Problem description>
Select all lines holding the word "JSON" from the entries that follow.
====== Dataset excerpts
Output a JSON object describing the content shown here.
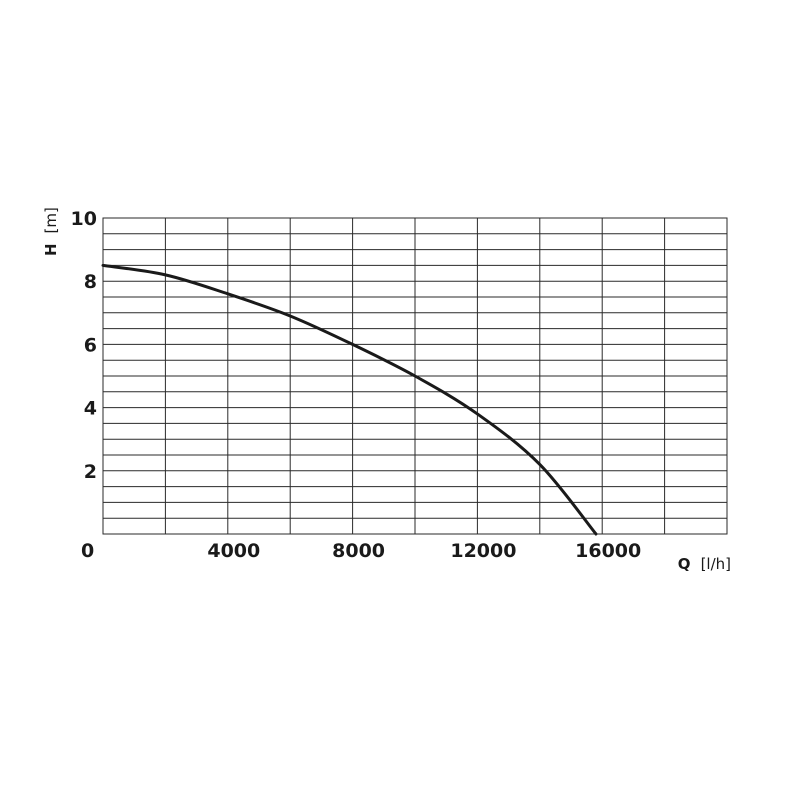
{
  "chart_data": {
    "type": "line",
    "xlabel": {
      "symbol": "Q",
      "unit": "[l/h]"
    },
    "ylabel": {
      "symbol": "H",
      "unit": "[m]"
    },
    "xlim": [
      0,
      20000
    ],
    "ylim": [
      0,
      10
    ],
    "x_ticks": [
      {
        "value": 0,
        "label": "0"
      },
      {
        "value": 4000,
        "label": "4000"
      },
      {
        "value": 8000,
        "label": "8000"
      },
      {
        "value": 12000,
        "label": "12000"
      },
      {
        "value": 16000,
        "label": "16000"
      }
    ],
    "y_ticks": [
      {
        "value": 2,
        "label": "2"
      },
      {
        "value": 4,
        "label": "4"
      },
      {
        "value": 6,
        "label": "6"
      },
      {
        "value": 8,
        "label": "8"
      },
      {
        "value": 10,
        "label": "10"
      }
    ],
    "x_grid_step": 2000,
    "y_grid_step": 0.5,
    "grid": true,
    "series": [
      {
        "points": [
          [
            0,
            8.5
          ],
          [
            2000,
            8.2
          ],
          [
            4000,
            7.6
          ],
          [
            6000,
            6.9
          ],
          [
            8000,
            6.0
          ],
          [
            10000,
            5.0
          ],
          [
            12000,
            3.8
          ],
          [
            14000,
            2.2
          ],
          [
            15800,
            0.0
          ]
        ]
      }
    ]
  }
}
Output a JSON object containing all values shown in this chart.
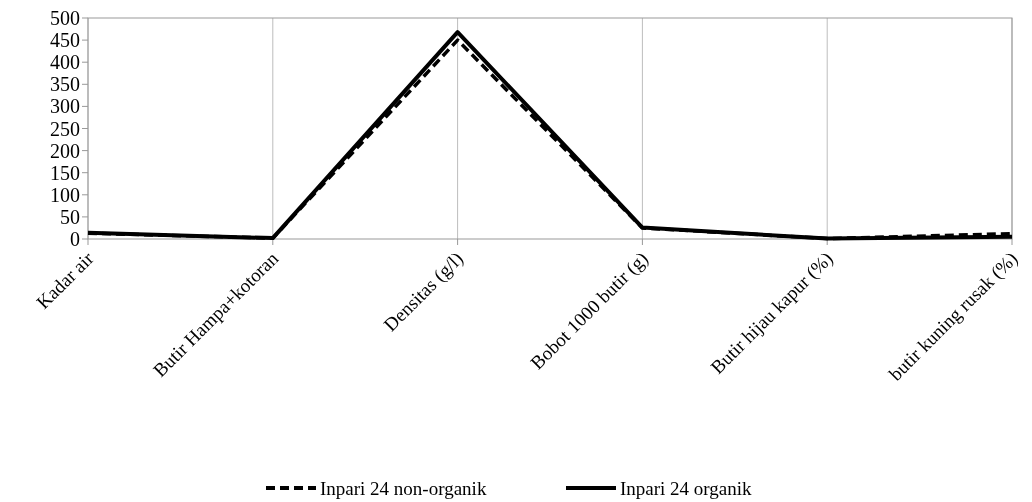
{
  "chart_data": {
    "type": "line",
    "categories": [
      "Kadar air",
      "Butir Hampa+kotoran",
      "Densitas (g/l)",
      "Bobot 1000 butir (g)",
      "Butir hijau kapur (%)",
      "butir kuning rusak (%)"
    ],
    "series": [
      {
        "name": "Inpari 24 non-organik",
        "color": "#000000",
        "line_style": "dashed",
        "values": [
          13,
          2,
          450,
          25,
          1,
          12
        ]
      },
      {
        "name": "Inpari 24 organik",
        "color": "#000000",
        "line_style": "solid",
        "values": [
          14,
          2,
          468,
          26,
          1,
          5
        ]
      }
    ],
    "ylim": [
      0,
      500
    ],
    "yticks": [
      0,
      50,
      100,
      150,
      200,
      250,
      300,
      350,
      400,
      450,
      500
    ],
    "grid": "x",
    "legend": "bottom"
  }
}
============
Solved problem>
Output a JSON object describing the content shown here.
Output a JSON object containing all values shown in this chart.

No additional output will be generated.